** PROBLEM **
Each entry that follows is to be retyped exactly. Pictures do not belong in the copy.

** Rows from a figure dataset **
□ □ □ □ □

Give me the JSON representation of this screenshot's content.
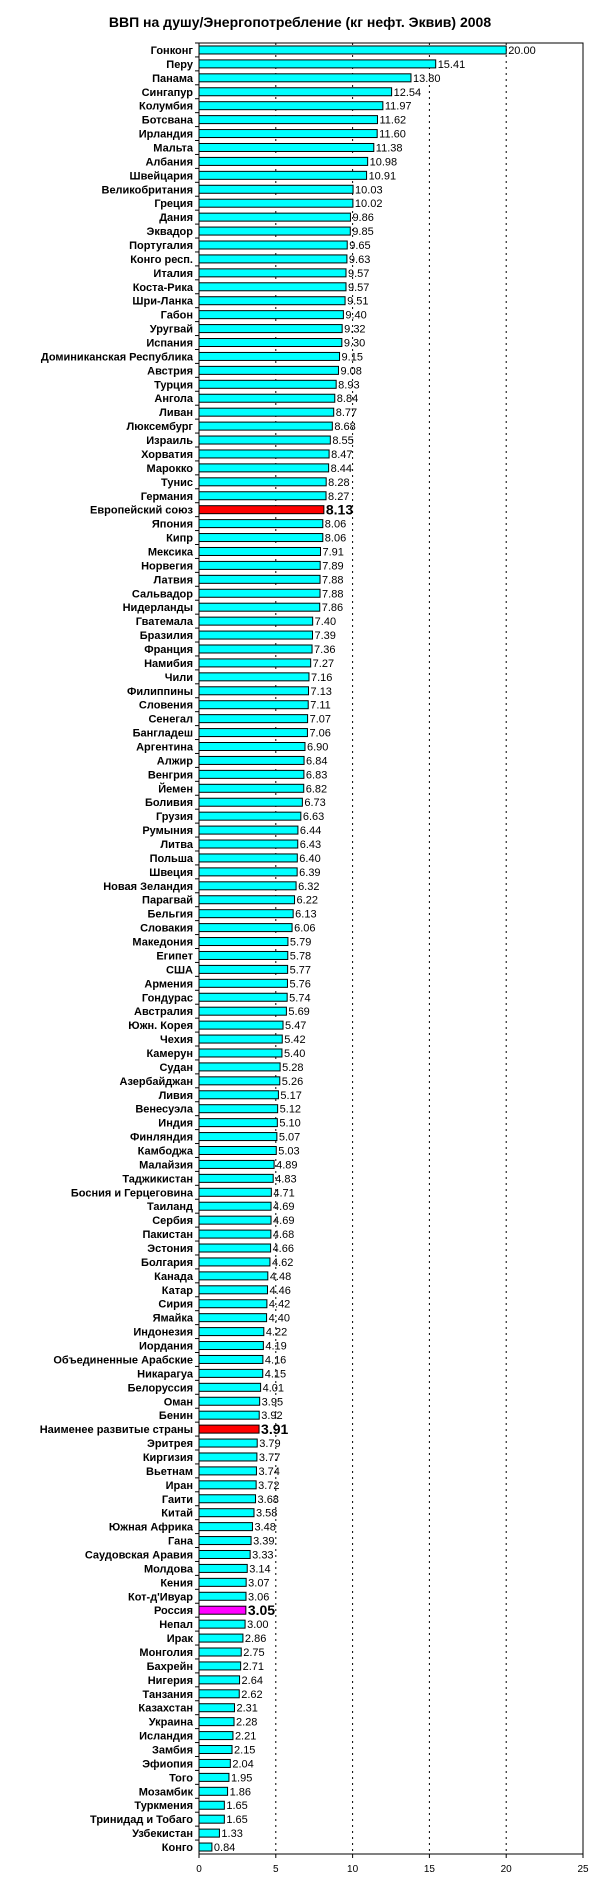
{
  "chart_data": {
    "type": "bar",
    "orientation": "horizontal",
    "title": "ВВП на душу/Энергопотребление (кг нефт. Эквив) 2008",
    "xlabel": "",
    "ylabel": "",
    "xlim": [
      0,
      25
    ],
    "x_ticks": [
      "0",
      "5",
      "10",
      "15",
      "20",
      "25"
    ],
    "grid": "vertical dashed",
    "colors": {
      "default": "#00FFFF",
      "highlight": "#FF0000",
      "russia": "#FF00FF"
    },
    "categories": [
      "Гонконг",
      "Перу",
      "Панама",
      "Сингапур",
      "Колумбия",
      "Ботсвана",
      "Ирландия",
      "Мальта",
      "Албания",
      "Швейцария",
      "Великобритания",
      "Греция",
      "Дания",
      "Эквадор",
      "Португалия",
      "Конго респ.",
      "Италия",
      "Коста-Рика",
      "Шри-Ланка",
      "Габон",
      "Уругвай",
      "Испания",
      "Доминиканская Республика",
      "Австрия",
      "Турция",
      "Ангола",
      "Ливан",
      "Люксембург",
      "Израиль",
      "Хорватия",
      "Марокко",
      "Тунис",
      "Германия",
      "Европейский союз",
      "Япония",
      "Кипр",
      "Мексика",
      "Норвегия",
      "Латвия",
      "Сальвадор",
      "Нидерланды",
      "Гватемала",
      "Бразилия",
      "Франция",
      "Намибия",
      "Чили",
      "Филиппины",
      "Словения",
      "Сенегал",
      "Бангладеш",
      "Аргентина",
      "Алжир",
      "Венгрия",
      "Йемен",
      "Боливия",
      "Грузия",
      "Румыния",
      "Литва",
      "Польша",
      "Швеция",
      "Новая Зеландия",
      "Парагвай",
      "Бельгия",
      "Словакия",
      "Македония",
      "Египет",
      "США",
      "Армения",
      "Гондурас",
      "Австралия",
      "Южн. Корея",
      "Чехия",
      "Камерун",
      "Судан",
      "Азербайджан",
      "Ливия",
      "Венесуэла",
      "Индия",
      "Финляндия",
      "Камбоджа",
      "Малайзия",
      "Таджикистан",
      "Босния и Герцеговина",
      "Таиланд",
      "Сербия",
      "Пакистан",
      "Эстония",
      "Болгария",
      "Канада",
      "Катар",
      "Сирия",
      "Ямайка",
      "Индонезия",
      "Иордания",
      "Объединенные Арабские",
      "Никарагуа",
      "Белоруссия",
      "Оман",
      "Бенин",
      "Наименее развитые страны",
      "Эритрея",
      "Киргизия",
      "Вьетнам",
      "Иран",
      "Гаити",
      "Китай",
      "Южная Африка",
      "Гана",
      "Саудовская Аравия",
      "Молдова",
      "Кения",
      "Кот-д'Ивуар",
      "Россия",
      "Непал",
      "Ирак",
      "Монголия",
      "Бахрейн",
      "Нигерия",
      "Танзания",
      "Казахстан",
      "Украина",
      "Исландия",
      "Замбия",
      "Эфиопия",
      "Того",
      "Мозамбик",
      "Туркмения",
      "Тринидад и Тобаго",
      "Узбекистан",
      "Конго"
    ],
    "values": [
      20.0,
      15.41,
      13.8,
      12.54,
      11.97,
      11.62,
      11.6,
      11.38,
      10.98,
      10.91,
      10.03,
      10.02,
      9.86,
      9.85,
      9.65,
      9.63,
      9.57,
      9.57,
      9.51,
      9.4,
      9.32,
      9.3,
      9.15,
      9.08,
      8.93,
      8.84,
      8.77,
      8.68,
      8.55,
      8.47,
      8.44,
      8.28,
      8.27,
      8.13,
      8.06,
      8.06,
      7.91,
      7.89,
      7.88,
      7.88,
      7.86,
      7.4,
      7.39,
      7.36,
      7.27,
      7.16,
      7.13,
      7.11,
      7.07,
      7.06,
      6.9,
      6.84,
      6.83,
      6.82,
      6.73,
      6.63,
      6.44,
      6.43,
      6.4,
      6.39,
      6.32,
      6.22,
      6.13,
      6.06,
      5.79,
      5.78,
      5.77,
      5.76,
      5.74,
      5.69,
      5.47,
      5.42,
      5.4,
      5.28,
      5.26,
      5.17,
      5.12,
      5.1,
      5.07,
      5.03,
      4.89,
      4.83,
      4.71,
      4.69,
      4.69,
      4.68,
      4.66,
      4.62,
      4.48,
      4.46,
      4.42,
      4.4,
      4.22,
      4.19,
      4.16,
      4.15,
      4.01,
      3.95,
      3.92,
      3.91,
      3.79,
      3.77,
      3.74,
      3.72,
      3.68,
      3.58,
      3.48,
      3.39,
      3.33,
      3.14,
      3.07,
      3.06,
      3.05,
      3.0,
      2.86,
      2.75,
      2.71,
      2.64,
      2.62,
      2.31,
      2.28,
      2.21,
      2.15,
      2.04,
      1.95,
      1.86,
      1.65,
      1.65,
      1.33,
      0.84
    ],
    "value_labels": [
      "20.00",
      "15.41",
      "13.80",
      "12.54",
      "11.97",
      "11.62",
      "11.60",
      "11.38",
      "10.98",
      "10.91",
      "10.03",
      "10.02",
      "9.86",
      "9.85",
      "9.65",
      "9.63",
      "9.57",
      "9.57",
      "9.51",
      "9.40",
      "9.32",
      "9.30",
      "9.15",
      "9.08",
      "8.93",
      "8.84",
      "8.77",
      "8.68",
      "8.55",
      "8.47",
      "8.44",
      "8.28",
      "8.27",
      "8.13",
      "8.06",
      "8.06",
      "7.91",
      "7.89",
      "7.88",
      "7.88",
      "7.86",
      "7.40",
      "7.39",
      "7.36",
      "7.27",
      "7.16",
      "7.13",
      "7.11",
      "7.07",
      "7.06",
      "6.90",
      "6.84",
      "6.83",
      "6.82",
      "6.73",
      "6.63",
      "6.44",
      "6.43",
      "6.40",
      "6.39",
      "6.32",
      "6.22",
      "6.13",
      "6.06",
      "5.79",
      "5.78",
      "5.77",
      "5.76",
      "5.74",
      "5.69",
      "5.47",
      "5.42",
      "5.40",
      "5.28",
      "5.26",
      "5.17",
      "5.12",
      "5.10",
      "5.07",
      "5.03",
      "4.89",
      "4.83",
      "4.71",
      "4.69",
      "4.69",
      "4.68",
      "4.66",
      "4.62",
      "4.48",
      "4.46",
      "4.42",
      "4.40",
      "4.22",
      "4.19",
      "4.16",
      "4.15",
      "4.01",
      "3.95",
      "3.92",
      "3.91",
      "3.79",
      "3.77",
      "3.74",
      "3.72",
      "3.68",
      "3.58",
      "3.48",
      "3.39",
      "3.33",
      "3.14",
      "3.07",
      "3.06",
      "3.05",
      "3.00",
      "2.86",
      "2.75",
      "2.71",
      "2.64",
      "2.62",
      "2.31",
      "2.28",
      "2.21",
      "2.15",
      "2.04",
      "1.95",
      "1.86",
      "1.65",
      "1.65",
      "1.33",
      "0.84"
    ],
    "highlighted": {
      "Европейский союз": "highlight",
      "Наименее развитые страны": "highlight",
      "Россия": "russia"
    }
  }
}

□ □ □ □ □

** RESPONSE TO THIS EXERCISE **
Give me the JSON representation of this screenshot's content.
{
  "chart_data": {
    "type": "bar",
    "orientation": "horizontal",
    "title": "ВВП на душу/Энергопотребление (кг нефт. Эквив) 2008",
    "xlabel": "",
    "ylabel": "",
    "xlim": [
      0,
      25
    ],
    "x_ticks": [
      "0",
      "5",
      "10",
      "15",
      "20",
      "25"
    ],
    "grid": "vertical dashed",
    "colors": {
      "default": "#00FFFF",
      "highlight": "#FF0000",
      "russia": "#FF00FF"
    },
    "categories": [
      "Гонконг",
      "Перу",
      "Панама",
      "Сингапур",
      "Колумбия",
      "Ботсвана",
      "Ирландия",
      "Мальта",
      "Албания",
      "Швейцария",
      "Великобритания",
      "Греция",
      "Дания",
      "Эквадор",
      "Португалия",
      "Конго респ.",
      "Италия",
      "Коста-Рика",
      "Шри-Ланка",
      "Габон",
      "Уругвай",
      "Испания",
      "Доминиканская Республика",
      "Австрия",
      "Турция",
      "Ангола",
      "Ливан",
      "Люксембург",
      "Израиль",
      "Хорватия",
      "Марокко",
      "Тунис",
      "Германия",
      "Европейский союз",
      "Япония",
      "Кипр",
      "Мексика",
      "Норвегия",
      "Латвия",
      "Сальвадор",
      "Нидерланды",
      "Гватемала",
      "Бразилия",
      "Франция",
      "Намибия",
      "Чили",
      "Филиппины",
      "Словения",
      "Сенегал",
      "Бангладеш",
      "Аргентина",
      "Алжир",
      "Венгрия",
      "Йемен",
      "Боливия",
      "Грузия",
      "Румыния",
      "Литва",
      "Польша",
      "Швеция",
      "Новая Зеландия",
      "Парагвай",
      "Бельгия",
      "Словакия",
      "Македония",
      "Египет",
      "США",
      "Армения",
      "Гондурас",
      "Австралия",
      "Южн. Корея",
      "Чехия",
      "Камерун",
      "Судан",
      "Азербайджан",
      "Ливия",
      "Венесуэла",
      "Индия",
      "Финляндия",
      "Камбоджа",
      "Малайзия",
      "Таджикистан",
      "Босния и Герцеговина",
      "Таиланд",
      "Сербия",
      "Пакистан",
      "Эстония",
      "Болгария",
      "Канада",
      "Катар",
      "Сирия",
      "Ямайка",
      "Индонезия",
      "Иордания",
      "Объединенные Арабские",
      "Никарагуа",
      "Белоруссия",
      "Оман",
      "Бенин",
      "Наименее развитые страны",
      "Эритрея",
      "Киргизия",
      "Вьетнам",
      "Иран",
      "Гаити",
      "Китай",
      "Южная Африка",
      "Гана",
      "Саудовская Аравия",
      "Молдова",
      "Кения",
      "Кот-д'Ивуар",
      "Россия",
      "Непал",
      "Ирак",
      "Монголия",
      "Бахрейн",
      "Нигерия",
      "Танзания",
      "Казахстан",
      "Украина",
      "Исландия",
      "Замбия",
      "Эфиопия",
      "Того",
      "Мозамбик",
      "Туркмения",
      "Тринидад и Тобаго",
      "Узбекистан",
      "Конго"
    ],
    "values": [
      20.0,
      15.41,
      13.8,
      12.54,
      11.97,
      11.62,
      11.6,
      11.38,
      10.98,
      10.91,
      10.03,
      10.02,
      9.86,
      9.85,
      9.65,
      9.63,
      9.57,
      9.57,
      9.51,
      9.4,
      9.32,
      9.3,
      9.15,
      9.08,
      8.93,
      8.84,
      8.77,
      8.68,
      8.55,
      8.47,
      8.44,
      8.28,
      8.27,
      8.13,
      8.06,
      8.06,
      7.91,
      7.89,
      7.88,
      7.88,
      7.86,
      7.4,
      7.39,
      7.36,
      7.27,
      7.16,
      7.13,
      7.11,
      7.07,
      7.06,
      6.9,
      6.84,
      6.83,
      6.82,
      6.73,
      6.63,
      6.44,
      6.43,
      6.4,
      6.39,
      6.32,
      6.22,
      6.13,
      6.06,
      5.79,
      5.78,
      5.77,
      5.76,
      5.74,
      5.69,
      5.47,
      5.42,
      5.4,
      5.28,
      5.26,
      5.17,
      5.12,
      5.1,
      5.07,
      5.03,
      4.89,
      4.83,
      4.71,
      4.69,
      4.69,
      4.68,
      4.66,
      4.62,
      4.48,
      4.46,
      4.42,
      4.4,
      4.22,
      4.19,
      4.16,
      4.15,
      4.01,
      3.95,
      3.92,
      3.91,
      3.79,
      3.77,
      3.74,
      3.72,
      3.68,
      3.58,
      3.48,
      3.39,
      3.33,
      3.14,
      3.07,
      3.06,
      3.05,
      3.0,
      2.86,
      2.75,
      2.71,
      2.64,
      2.62,
      2.31,
      2.28,
      2.21,
      2.15,
      2.04,
      1.95,
      1.86,
      1.65,
      1.65,
      1.33,
      0.84
    ],
    "value_labels": [
      "20.00",
      "15.41",
      "13.80",
      "12.54",
      "11.97",
      "11.62",
      "11.60",
      "11.38",
      "10.98",
      "10.91",
      "10.03",
      "10.02",
      "9.86",
      "9.85",
      "9.65",
      "9.63",
      "9.57",
      "9.57",
      "9.51",
      "9.40",
      "9.32",
      "9.30",
      "9.15",
      "9.08",
      "8.93",
      "8.84",
      "8.77",
      "8.68",
      "8.55",
      "8.47",
      "8.44",
      "8.28",
      "8.27",
      "8.13",
      "8.06",
      "8.06",
      "7.91",
      "7.89",
      "7.88",
      "7.88",
      "7.86",
      "7.40",
      "7.39",
      "7.36",
      "7.27",
      "7.16",
      "7.13",
      "7.11",
      "7.07",
      "7.06",
      "6.90",
      "6.84",
      "6.83",
      "6.82",
      "6.73",
      "6.63",
      "6.44",
      "6.43",
      "6.40",
      "6.39",
      "6.32",
      "6.22",
      "6.13",
      "6.06",
      "5.79",
      "5.78",
      "5.77",
      "5.76",
      "5.74",
      "5.69",
      "5.47",
      "5.42",
      "5.40",
      "5.28",
      "5.26",
      "5.17",
      "5.12",
      "5.10",
      "5.07",
      "5.03",
      "4.89",
      "4.83",
      "4.71",
      "4.69",
      "4.69",
      "4.68",
      "4.66",
      "4.62",
      "4.48",
      "4.46",
      "4.42",
      "4.40",
      "4.22",
      "4.19",
      "4.16",
      "4.15",
      "4.01",
      "3.95",
      "3.92",
      "3.91",
      "3.79",
      "3.77",
      "3.74",
      "3.72",
      "3.68",
      "3.58",
      "3.48",
      "3.39",
      "3.33",
      "3.14",
      "3.07",
      "3.06",
      "3.05",
      "3.00",
      "2.86",
      "2.75",
      "2.71",
      "2.64",
      "2.62",
      "2.31",
      "2.28",
      "2.21",
      "2.15",
      "2.04",
      "1.95",
      "1.86",
      "1.65",
      "1.65",
      "1.33",
      "0.84"
    ],
    "highlighted": {
      "Европейский союз": "highlight",
      "Наименее развитые страны": "highlight",
      "Россия": "russia"
    }
  }
}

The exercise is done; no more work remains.